SHORT EXERCISE ▸
Copy the data that follows exactly. Include no pictures.

DATA ENTRIES ▸
----

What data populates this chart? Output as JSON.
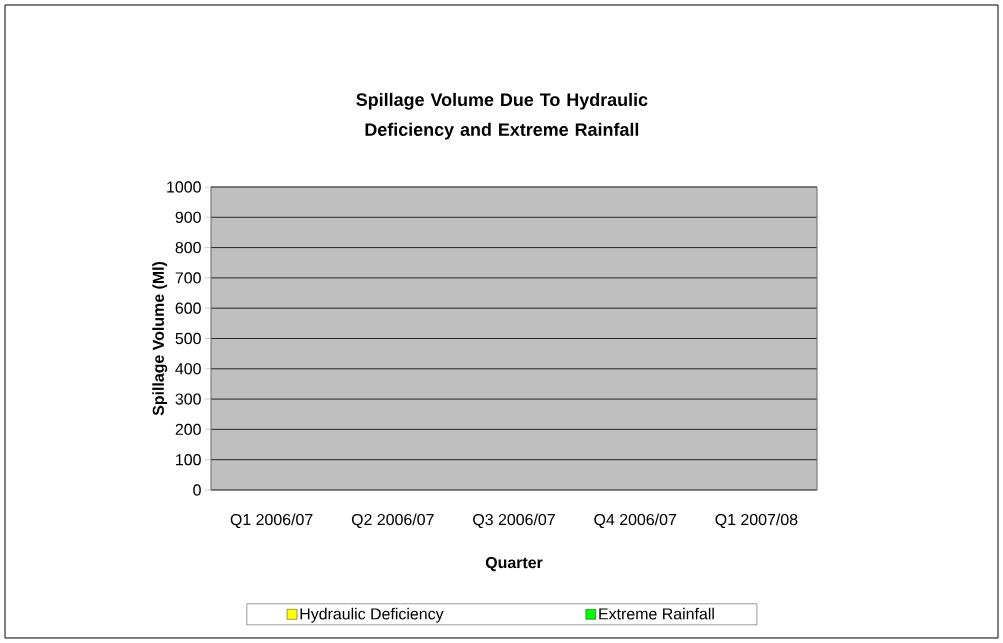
{
  "chart_data": {
    "type": "bar",
    "stacked": true,
    "title": "Spillage Volume Due To Hydraulic Deficiency and Extreme Rainfall",
    "xlabel": "Quarter",
    "ylabel": "Spillage Volume (Ml)",
    "categories": [
      "Q1 2006/07",
      "Q2 2006/07",
      "Q3 2006/07",
      "Q4 2006/07",
      "Q1 2007/08"
    ],
    "series": [
      {
        "name": "Hydraulic Deficiency",
        "color": "#ffff00",
        "values": [
          0,
          0,
          0,
          0,
          0
        ]
      },
      {
        "name": "Extreme Rainfall",
        "color": "#00ff00",
        "values": [
          0,
          0,
          0,
          0,
          0
        ]
      }
    ],
    "ylim": [
      0,
      1000
    ],
    "yticks": [
      0,
      100,
      200,
      300,
      400,
      500,
      600,
      700,
      800,
      900,
      1000
    ],
    "grid": "y",
    "legend": "bottom"
  }
}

----

TASK ANSWER ▸
What data populates this chart? Output as JSON.
{
  "chart_data": {
    "type": "bar",
    "stacked": true,
    "title": "Spillage Volume Due To Hydraulic Deficiency and Extreme Rainfall",
    "xlabel": "Quarter",
    "ylabel": "Spillage Volume (Ml)",
    "categories": [
      "Q1 2006/07",
      "Q2 2006/07",
      "Q3 2006/07",
      "Q4 2006/07",
      "Q1 2007/08"
    ],
    "series": [
      {
        "name": "Hydraulic Deficiency",
        "color": "#ffff00",
        "values": [
          0,
          0,
          0,
          0,
          0
        ]
      },
      {
        "name": "Extreme Rainfall",
        "color": "#00ff00",
        "values": [
          0,
          0,
          0,
          0,
          0
        ]
      }
    ],
    "ylim": [
      0,
      1000
    ],
    "yticks": [
      0,
      100,
      200,
      300,
      400,
      500,
      600,
      700,
      800,
      900,
      1000
    ],
    "grid": "y",
    "legend": "bottom"
  }
}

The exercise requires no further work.